What you need to do » Track down each line that has the word "ylabel" and copy it.

____

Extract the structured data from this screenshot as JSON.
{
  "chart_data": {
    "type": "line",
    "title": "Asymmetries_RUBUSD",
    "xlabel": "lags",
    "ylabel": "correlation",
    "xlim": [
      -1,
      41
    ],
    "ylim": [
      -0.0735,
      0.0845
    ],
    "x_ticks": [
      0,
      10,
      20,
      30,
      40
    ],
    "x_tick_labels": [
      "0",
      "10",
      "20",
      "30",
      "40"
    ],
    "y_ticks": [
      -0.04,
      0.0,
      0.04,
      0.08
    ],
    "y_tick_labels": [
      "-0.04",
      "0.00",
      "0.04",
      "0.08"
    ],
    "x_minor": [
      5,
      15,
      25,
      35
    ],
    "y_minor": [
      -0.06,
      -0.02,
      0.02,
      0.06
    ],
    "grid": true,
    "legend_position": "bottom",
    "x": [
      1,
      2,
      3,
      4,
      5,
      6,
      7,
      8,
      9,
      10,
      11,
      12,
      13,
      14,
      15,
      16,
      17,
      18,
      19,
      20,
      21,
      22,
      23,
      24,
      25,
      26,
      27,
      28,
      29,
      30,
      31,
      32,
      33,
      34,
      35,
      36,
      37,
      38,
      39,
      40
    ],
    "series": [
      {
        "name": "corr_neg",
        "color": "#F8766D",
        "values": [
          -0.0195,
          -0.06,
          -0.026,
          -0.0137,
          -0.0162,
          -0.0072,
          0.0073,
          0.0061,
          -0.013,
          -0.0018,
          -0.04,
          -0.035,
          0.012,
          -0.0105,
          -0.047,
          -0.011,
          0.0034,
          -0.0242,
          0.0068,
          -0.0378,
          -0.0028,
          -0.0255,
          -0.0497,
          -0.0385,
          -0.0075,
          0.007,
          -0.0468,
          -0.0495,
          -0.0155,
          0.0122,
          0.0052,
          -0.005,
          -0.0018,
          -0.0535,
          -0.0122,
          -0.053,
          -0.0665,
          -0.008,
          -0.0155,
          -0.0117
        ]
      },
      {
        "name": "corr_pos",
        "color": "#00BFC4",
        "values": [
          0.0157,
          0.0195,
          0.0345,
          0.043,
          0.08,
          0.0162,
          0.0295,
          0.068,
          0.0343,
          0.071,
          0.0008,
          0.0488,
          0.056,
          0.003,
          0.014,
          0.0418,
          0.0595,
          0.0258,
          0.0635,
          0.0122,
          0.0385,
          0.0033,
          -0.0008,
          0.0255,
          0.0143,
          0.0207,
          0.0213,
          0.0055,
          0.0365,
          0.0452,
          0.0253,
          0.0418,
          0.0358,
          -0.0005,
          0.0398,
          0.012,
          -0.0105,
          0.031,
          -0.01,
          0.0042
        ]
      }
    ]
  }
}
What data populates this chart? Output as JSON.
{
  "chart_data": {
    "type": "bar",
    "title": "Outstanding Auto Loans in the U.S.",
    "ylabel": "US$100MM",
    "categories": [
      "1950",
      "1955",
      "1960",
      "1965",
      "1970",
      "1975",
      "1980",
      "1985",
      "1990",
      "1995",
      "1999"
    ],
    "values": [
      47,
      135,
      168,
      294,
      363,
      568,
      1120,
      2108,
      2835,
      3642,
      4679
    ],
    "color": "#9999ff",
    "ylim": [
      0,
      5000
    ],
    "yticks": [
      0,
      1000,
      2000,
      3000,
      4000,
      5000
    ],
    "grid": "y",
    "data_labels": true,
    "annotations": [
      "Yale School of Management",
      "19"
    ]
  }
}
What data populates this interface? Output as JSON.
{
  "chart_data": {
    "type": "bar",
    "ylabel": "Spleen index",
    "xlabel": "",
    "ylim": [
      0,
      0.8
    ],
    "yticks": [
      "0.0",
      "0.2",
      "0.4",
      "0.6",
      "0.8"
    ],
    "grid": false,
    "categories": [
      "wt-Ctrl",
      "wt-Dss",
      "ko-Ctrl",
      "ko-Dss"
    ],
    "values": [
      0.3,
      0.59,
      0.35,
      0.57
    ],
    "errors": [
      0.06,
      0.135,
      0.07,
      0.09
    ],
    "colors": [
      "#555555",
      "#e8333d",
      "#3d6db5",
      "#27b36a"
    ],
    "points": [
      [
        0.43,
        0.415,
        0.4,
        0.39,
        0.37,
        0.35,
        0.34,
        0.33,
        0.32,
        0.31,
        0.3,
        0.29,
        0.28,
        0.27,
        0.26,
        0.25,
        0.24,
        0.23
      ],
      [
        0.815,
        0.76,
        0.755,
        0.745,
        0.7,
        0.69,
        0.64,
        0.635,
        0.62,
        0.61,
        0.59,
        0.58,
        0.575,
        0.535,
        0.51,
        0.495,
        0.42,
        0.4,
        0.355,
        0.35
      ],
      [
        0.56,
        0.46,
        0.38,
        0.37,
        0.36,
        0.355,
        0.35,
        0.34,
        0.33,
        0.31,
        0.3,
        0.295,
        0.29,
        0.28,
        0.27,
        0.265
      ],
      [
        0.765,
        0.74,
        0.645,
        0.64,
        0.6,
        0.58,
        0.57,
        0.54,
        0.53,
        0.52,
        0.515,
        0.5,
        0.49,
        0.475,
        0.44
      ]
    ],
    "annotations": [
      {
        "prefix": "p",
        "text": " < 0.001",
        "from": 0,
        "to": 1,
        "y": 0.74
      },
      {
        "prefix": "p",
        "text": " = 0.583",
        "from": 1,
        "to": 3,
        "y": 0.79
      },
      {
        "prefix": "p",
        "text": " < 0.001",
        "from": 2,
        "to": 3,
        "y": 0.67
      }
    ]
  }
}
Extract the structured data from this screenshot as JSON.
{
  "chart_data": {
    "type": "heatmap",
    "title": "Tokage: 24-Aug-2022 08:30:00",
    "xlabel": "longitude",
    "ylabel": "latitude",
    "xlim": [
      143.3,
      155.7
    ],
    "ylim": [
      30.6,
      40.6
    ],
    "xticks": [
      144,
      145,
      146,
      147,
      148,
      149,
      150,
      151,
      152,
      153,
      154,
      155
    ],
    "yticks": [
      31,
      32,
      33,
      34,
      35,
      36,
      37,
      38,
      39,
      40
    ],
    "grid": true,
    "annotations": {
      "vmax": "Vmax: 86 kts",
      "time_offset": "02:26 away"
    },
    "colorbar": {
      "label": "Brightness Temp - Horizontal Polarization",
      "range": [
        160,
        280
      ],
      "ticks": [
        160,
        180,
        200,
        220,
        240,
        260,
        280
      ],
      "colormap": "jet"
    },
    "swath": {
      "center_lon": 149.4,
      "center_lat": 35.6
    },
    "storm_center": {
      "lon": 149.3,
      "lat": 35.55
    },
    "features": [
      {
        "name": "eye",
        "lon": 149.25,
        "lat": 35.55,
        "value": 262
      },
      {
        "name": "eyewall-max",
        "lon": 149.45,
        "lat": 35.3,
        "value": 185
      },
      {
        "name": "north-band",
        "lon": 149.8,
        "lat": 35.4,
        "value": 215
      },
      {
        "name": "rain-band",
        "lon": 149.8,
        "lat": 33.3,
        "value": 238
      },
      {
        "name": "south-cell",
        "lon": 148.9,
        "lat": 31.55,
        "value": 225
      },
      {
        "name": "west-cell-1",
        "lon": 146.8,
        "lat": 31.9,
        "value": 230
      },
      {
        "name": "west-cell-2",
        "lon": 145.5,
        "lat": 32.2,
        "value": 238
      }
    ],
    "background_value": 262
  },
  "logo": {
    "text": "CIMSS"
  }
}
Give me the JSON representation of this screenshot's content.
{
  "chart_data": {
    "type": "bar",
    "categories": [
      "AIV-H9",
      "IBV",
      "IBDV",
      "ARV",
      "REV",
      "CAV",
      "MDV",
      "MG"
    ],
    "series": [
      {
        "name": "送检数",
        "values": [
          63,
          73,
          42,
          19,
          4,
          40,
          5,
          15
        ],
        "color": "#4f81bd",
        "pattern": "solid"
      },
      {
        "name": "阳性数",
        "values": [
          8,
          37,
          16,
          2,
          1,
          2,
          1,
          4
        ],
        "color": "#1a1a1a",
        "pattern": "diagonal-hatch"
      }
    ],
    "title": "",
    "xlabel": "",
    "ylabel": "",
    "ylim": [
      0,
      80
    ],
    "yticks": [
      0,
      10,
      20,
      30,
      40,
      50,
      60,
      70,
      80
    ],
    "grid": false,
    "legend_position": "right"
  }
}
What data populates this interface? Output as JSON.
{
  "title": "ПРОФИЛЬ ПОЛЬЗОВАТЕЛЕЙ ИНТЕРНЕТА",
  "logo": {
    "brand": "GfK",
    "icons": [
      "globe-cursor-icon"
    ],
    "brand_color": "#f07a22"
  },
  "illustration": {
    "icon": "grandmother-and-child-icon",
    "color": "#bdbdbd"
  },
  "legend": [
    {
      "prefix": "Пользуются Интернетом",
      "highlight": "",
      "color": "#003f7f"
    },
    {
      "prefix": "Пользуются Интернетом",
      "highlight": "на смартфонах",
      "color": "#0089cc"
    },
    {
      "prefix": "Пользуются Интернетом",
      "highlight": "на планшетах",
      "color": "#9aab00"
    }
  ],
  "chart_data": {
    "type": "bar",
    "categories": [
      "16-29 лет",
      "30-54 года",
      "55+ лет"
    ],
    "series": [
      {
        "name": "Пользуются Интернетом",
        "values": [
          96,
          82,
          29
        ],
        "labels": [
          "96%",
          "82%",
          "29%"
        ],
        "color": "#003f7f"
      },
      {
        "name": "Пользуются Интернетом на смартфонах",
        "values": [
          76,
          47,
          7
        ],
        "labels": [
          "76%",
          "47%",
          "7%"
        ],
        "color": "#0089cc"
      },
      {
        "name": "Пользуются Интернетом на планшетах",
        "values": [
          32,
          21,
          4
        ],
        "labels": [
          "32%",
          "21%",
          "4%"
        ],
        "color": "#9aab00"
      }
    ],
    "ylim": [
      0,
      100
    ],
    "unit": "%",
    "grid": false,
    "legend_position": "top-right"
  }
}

____

Result of the task »
    "ylabel": "correlation",
    "ylabel": "US$100MM",
    "ylabel": "Spleen index",
    "ylabel": "latitude",
    "ylabel": "",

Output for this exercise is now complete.